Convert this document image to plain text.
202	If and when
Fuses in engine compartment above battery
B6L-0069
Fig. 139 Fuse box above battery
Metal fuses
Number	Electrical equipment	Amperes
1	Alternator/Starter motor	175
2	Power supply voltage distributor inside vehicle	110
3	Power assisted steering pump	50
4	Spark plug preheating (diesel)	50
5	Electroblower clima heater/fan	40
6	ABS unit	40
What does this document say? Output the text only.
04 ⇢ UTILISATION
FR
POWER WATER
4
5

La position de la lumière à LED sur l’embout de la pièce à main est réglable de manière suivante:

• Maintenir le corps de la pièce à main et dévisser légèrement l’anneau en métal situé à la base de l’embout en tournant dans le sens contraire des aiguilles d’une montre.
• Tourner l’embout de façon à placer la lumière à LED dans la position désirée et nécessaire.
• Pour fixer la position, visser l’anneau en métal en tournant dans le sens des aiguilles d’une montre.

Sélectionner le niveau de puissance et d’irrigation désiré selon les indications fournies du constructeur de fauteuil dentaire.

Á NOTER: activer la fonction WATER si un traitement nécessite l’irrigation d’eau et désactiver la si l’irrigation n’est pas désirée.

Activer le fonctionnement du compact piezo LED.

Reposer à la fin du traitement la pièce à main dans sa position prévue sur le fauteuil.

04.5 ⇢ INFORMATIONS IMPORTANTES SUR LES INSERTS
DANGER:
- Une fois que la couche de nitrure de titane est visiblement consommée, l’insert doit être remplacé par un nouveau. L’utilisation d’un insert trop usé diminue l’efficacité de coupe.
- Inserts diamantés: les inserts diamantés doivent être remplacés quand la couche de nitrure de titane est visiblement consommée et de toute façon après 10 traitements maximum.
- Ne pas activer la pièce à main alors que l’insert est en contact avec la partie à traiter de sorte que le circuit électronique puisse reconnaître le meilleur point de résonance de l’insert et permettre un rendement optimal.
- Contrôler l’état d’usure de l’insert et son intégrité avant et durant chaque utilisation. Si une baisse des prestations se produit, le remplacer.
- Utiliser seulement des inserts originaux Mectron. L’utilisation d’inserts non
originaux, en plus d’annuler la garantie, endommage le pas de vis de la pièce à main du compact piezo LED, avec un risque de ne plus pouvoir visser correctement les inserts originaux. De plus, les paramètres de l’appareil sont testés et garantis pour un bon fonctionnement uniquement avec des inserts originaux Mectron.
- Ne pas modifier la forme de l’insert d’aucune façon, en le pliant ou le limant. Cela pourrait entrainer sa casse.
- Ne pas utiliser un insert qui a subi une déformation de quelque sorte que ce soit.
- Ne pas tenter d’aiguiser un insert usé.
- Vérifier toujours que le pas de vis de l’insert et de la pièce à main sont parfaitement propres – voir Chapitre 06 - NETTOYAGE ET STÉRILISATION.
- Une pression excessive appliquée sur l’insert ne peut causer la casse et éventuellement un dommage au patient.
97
══════════════════════════════
Gather up the lines that contain the word "métal".

• Maintenir le corps de la pièce à main et dévisser légèrement l’anneau en métal situé à la base de l’embout en tournant dans le sens contraire des aiguilles d’une montre.
• Pour fixer la position, visser l’anneau en métal en tournant dans le sens des aiguilles d’une montre.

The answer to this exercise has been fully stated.